>> start

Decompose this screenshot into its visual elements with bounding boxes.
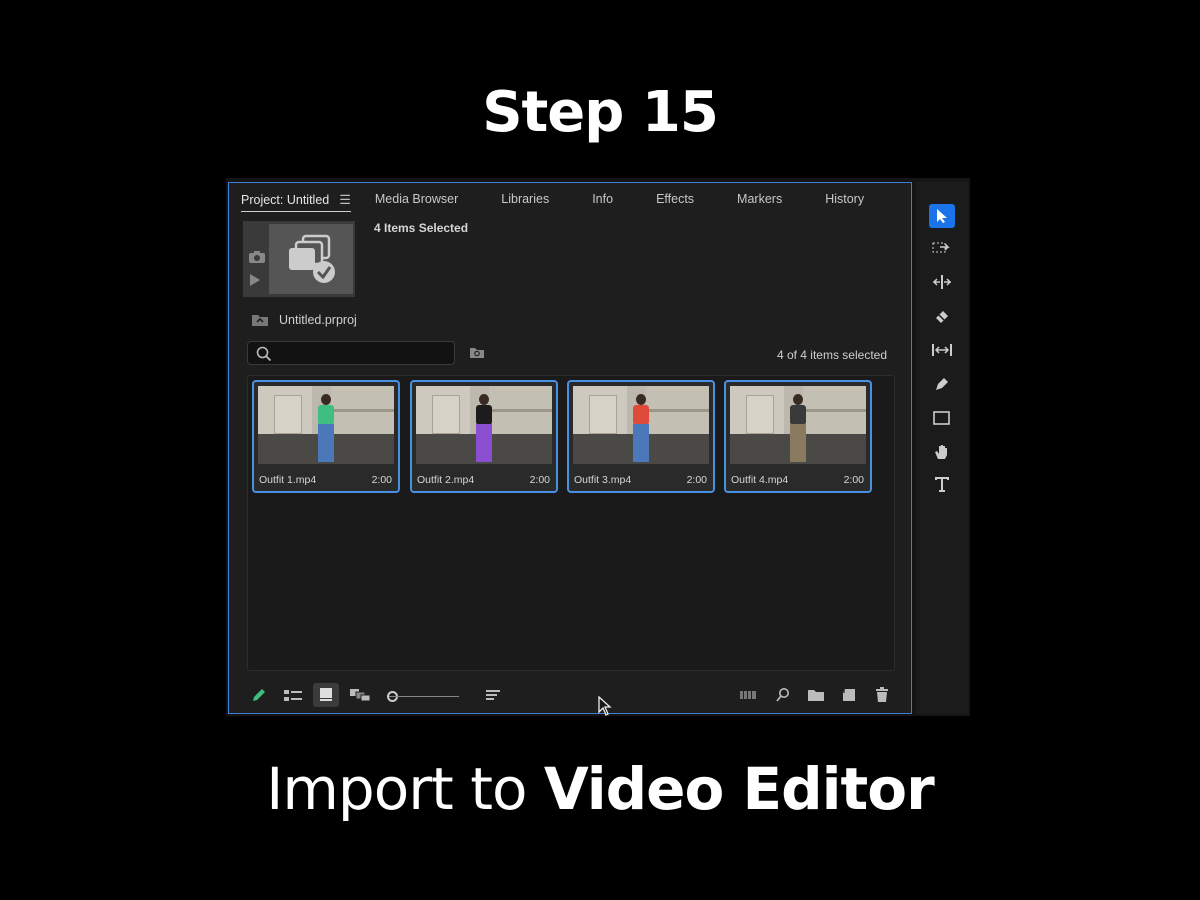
clip-duration: 2:00 (843, 474, 864, 486)
zoom-slider[interactable] (389, 696, 459, 697)
pen-tool[interactable] (929, 372, 955, 396)
clip-name: Outfit 4.mp4 (731, 474, 789, 486)
clip-thumbnail (258, 386, 394, 464)
hand-icon (935, 445, 947, 459)
new-item-icon[interactable] (841, 687, 857, 703)
razor-tool[interactable] (929, 304, 955, 328)
multi-select-thumbnail (269, 224, 353, 294)
panel-menu-icon[interactable]: ☰ (339, 192, 351, 208)
tab-info[interactable]: Info (592, 192, 613, 206)
tab-history[interactable]: History (825, 192, 864, 206)
icon-view-icon (320, 688, 332, 701)
search-icon (256, 346, 272, 362)
tab-media-browser[interactable]: Media Browser (375, 192, 458, 206)
clip-thumbnail (730, 386, 866, 464)
selection-count: 4 of 4 items selected (776, 348, 887, 362)
clip-name: Outfit 3.mp4 (574, 474, 632, 486)
tools-panel (916, 182, 968, 714)
rectangle-icon (933, 411, 950, 425)
panel-footer (229, 683, 911, 711)
project-panel: Project: Untitled ☰ Media Browser Librar… (228, 182, 912, 716)
type-icon (935, 477, 949, 492)
clip-duration: 2:00 (529, 474, 550, 486)
razor-icon (936, 311, 948, 323)
icon-view-button[interactable] (313, 683, 339, 707)
tab-project-label: Project: Untitled (241, 193, 330, 207)
new-bin-icon[interactable] (807, 687, 825, 703)
tab-project[interactable]: Project: Untitled ☰ (241, 192, 351, 212)
clip-duration: 2:00 (686, 474, 707, 486)
hand-tool[interactable] (929, 440, 955, 464)
project-file-name: Untitled.prproj (279, 313, 357, 327)
clip-card[interactable]: Outfit 4.mp4 2:00 (724, 380, 872, 493)
rectangle-tool[interactable] (929, 406, 955, 430)
tab-markers[interactable]: Markers (737, 192, 782, 206)
track-select-tool[interactable] (929, 236, 955, 260)
ripple-edit-tool[interactable] (929, 270, 955, 294)
project-file: Untitled.prproj (251, 313, 357, 327)
premiere-window: Project: Untitled ☰ Media Browser Librar… (226, 178, 970, 716)
find-bin-icon[interactable] (469, 346, 485, 359)
tab-effects[interactable]: Effects (656, 192, 694, 206)
freeform-view-icon[interactable] (349, 687, 371, 703)
panel-tabs: Project: Untitled ☰ Media Browser Librar… (241, 192, 901, 214)
caption-bold: Video Editor (543, 755, 935, 823)
person-figure (631, 394, 651, 462)
find-icon[interactable] (775, 687, 791, 703)
clip-thumbnail (573, 386, 709, 464)
step-title: Step 15 (482, 80, 719, 145)
bin-up-icon[interactable] (251, 313, 269, 327)
multiple-items-icon (289, 234, 335, 283)
pencil-icon[interactable] (251, 687, 267, 703)
clip-name: Outfit 2.mp4 (417, 474, 475, 486)
clip-thumbnail (416, 386, 552, 464)
clip-card[interactable]: Outfit 2.mp4 2:00 (410, 380, 558, 493)
slip-tool[interactable] (929, 338, 955, 362)
sort-icon[interactable] (485, 687, 501, 703)
media-grid: Outfit 1.mp4 2:00 Outfit 2.mp4 2:00 Outf… (247, 375, 895, 716)
clip-card[interactable]: Outfit 1.mp4 2:00 (252, 380, 400, 493)
list-view-icon[interactable] (283, 687, 303, 703)
trash-icon[interactable] (875, 687, 889, 703)
ripple-edit-icon (932, 275, 952, 289)
camera-icon[interactable] (249, 251, 265, 263)
tab-libraries[interactable]: Libraries (501, 192, 549, 206)
selection-tool[interactable] (929, 204, 955, 228)
preview-thumbnail (243, 221, 355, 297)
automate-to-sequence-icon[interactable] (739, 687, 757, 703)
caption-regular: Import to (266, 755, 544, 823)
person-figure (788, 394, 808, 462)
arrow-pointer-icon (937, 209, 947, 223)
search-input[interactable] (247, 341, 455, 365)
clip-card[interactable]: Outfit 3.mp4 2:00 (567, 380, 715, 493)
track-select-icon (932, 242, 950, 253)
person-figure (316, 394, 336, 462)
play-icon[interactable] (250, 274, 260, 286)
clip-name: Outfit 1.mp4 (259, 474, 317, 486)
person-figure (474, 394, 494, 462)
type-tool[interactable] (929, 472, 955, 496)
preview-title: 4 Items Selected (374, 221, 469, 235)
clip-duration: 2:00 (371, 474, 392, 486)
slip-icon (932, 344, 952, 356)
pen-icon (936, 378, 948, 390)
caption: Import to Video Editor (0, 755, 1200, 823)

>> end

• [Objective] Reproduce all of the material above line for line, without changing any wording, numbers or punctuation. Leave the pictures out of your answer.

• [Solution for this problem]
Decompose this screenshot into its visual elements with bounding boxes.
clip-duration: 2:00 (843, 474, 864, 486)
zoom-slider[interactable] (389, 696, 459, 697)
pen-tool[interactable] (929, 372, 955, 396)
clip-name: Outfit 4.mp4 (731, 474, 789, 486)
clip-thumbnail (258, 386, 394, 464)
hand-icon (935, 445, 947, 459)
new-item-icon[interactable] (841, 687, 857, 703)
razor-tool[interactable] (929, 304, 955, 328)
multi-select-thumbnail (269, 224, 353, 294)
panel-menu-icon[interactable]: ☰ (339, 192, 351, 208)
tab-info[interactable]: Info (592, 192, 613, 206)
tab-history[interactable]: History (825, 192, 864, 206)
icon-view-icon (320, 688, 332, 701)
search-icon (256, 346, 272, 362)
tab-media-browser[interactable]: Media Browser (375, 192, 458, 206)
clip-thumbnail (730, 386, 866, 464)
selection-count: 4 of 4 items selected (776, 348, 887, 362)
clip-name: Outfit 3.mp4 (574, 474, 632, 486)
tools-panel (916, 182, 968, 714)
rectangle-icon (933, 411, 950, 425)
panel-footer (229, 683, 911, 711)
project-panel: Project: Untitled ☰ Media Browser Librar… (228, 182, 912, 716)
type-icon (935, 477, 949, 492)
clip-duration: 2:00 (529, 474, 550, 486)
razor-icon (936, 311, 948, 323)
icon-view-button[interactable] (313, 683, 339, 707)
tab-project-label: Project: Untitled (241, 193, 330, 207)
new-bin-icon[interactable] (807, 687, 825, 703)
tab-project[interactable]: Project: Untitled ☰ (241, 192, 351, 212)
clip-duration: 2:00 (686, 474, 707, 486)
hand-tool[interactable] (929, 440, 955, 464)
project-file-name: Untitled.prproj (279, 313, 357, 327)
clip-card[interactable]: Outfit 4.mp4 2:00 (724, 380, 872, 493)
rectangle-tool[interactable] (929, 406, 955, 430)
tab-markers[interactable]: Markers (737, 192, 782, 206)
track-select-tool[interactable] (929, 236, 955, 260)
ripple-edit-tool[interactable] (929, 270, 955, 294)
project-file: Untitled.prproj (251, 313, 357, 327)
premiere-window: Project: Untitled ☰ Media Browser Librar… (226, 178, 970, 716)
find-bin-icon[interactable] (469, 346, 485, 359)
tab-effects[interactable]: Effects (656, 192, 694, 206)
freeform-view-icon[interactable] (349, 687, 371, 703)
panel-tabs: Project: Untitled ☰ Media Browser Librar… (241, 192, 901, 214)
caption-bold: Video Editor (543, 755, 935, 823)
person-figure (631, 394, 651, 462)
find-icon[interactable] (775, 687, 791, 703)
clip-thumbnail (573, 386, 709, 464)
step-title: Step 15 (482, 80, 719, 145)
bin-up-icon[interactable] (251, 313, 269, 327)
multiple-items-icon (289, 234, 335, 283)
pencil-icon[interactable] (251, 687, 267, 703)
clip-name: Outfit 2.mp4 (417, 474, 475, 486)
clip-thumbnail (416, 386, 552, 464)
clip-card[interactable]: Outfit 2.mp4 2:00 (410, 380, 558, 493)
slip-tool[interactable] (929, 338, 955, 362)
sort-icon[interactable] (485, 687, 501, 703)
media-grid: Outfit 1.mp4 2:00 Outfit 2.mp4 2:00 Outf… (247, 375, 895, 716)
clip-card[interactable]: Outfit 1.mp4 2:00 (252, 380, 400, 493)
list-view-icon[interactable] (283, 687, 303, 703)
trash-icon[interactable] (875, 687, 889, 703)
ripple-edit-icon (932, 275, 952, 289)
camera-icon[interactable] (249, 251, 265, 263)
tab-libraries[interactable]: Libraries (501, 192, 549, 206)
selection-tool[interactable] (929, 204, 955, 228)
preview-thumbnail (243, 221, 355, 297)
automate-to-sequence-icon[interactable] (739, 687, 757, 703)
caption-regular: Import to (266, 755, 544, 823)
person-figure (788, 394, 808, 462)
arrow-pointer-icon (937, 209, 947, 223)
search-input[interactable] (247, 341, 455, 365)
clip-card[interactable]: Outfit 3.mp4 2:00 (567, 380, 715, 493)
track-select-icon (932, 242, 950, 253)
person-figure (316, 394, 336, 462)
play-icon[interactable] (250, 274, 260, 286)
clip-name: Outfit 1.mp4 (259, 474, 317, 486)
person-figure (474, 394, 494, 462)
type-tool[interactable] (929, 472, 955, 496)
preview-title: 4 Items Selected (374, 221, 469, 235)
clip-duration: 2:00 (371, 474, 392, 486)
slip-icon (932, 344, 952, 356)
pen-icon (936, 378, 948, 390)
caption: Import to Video Editor (0, 755, 1200, 823)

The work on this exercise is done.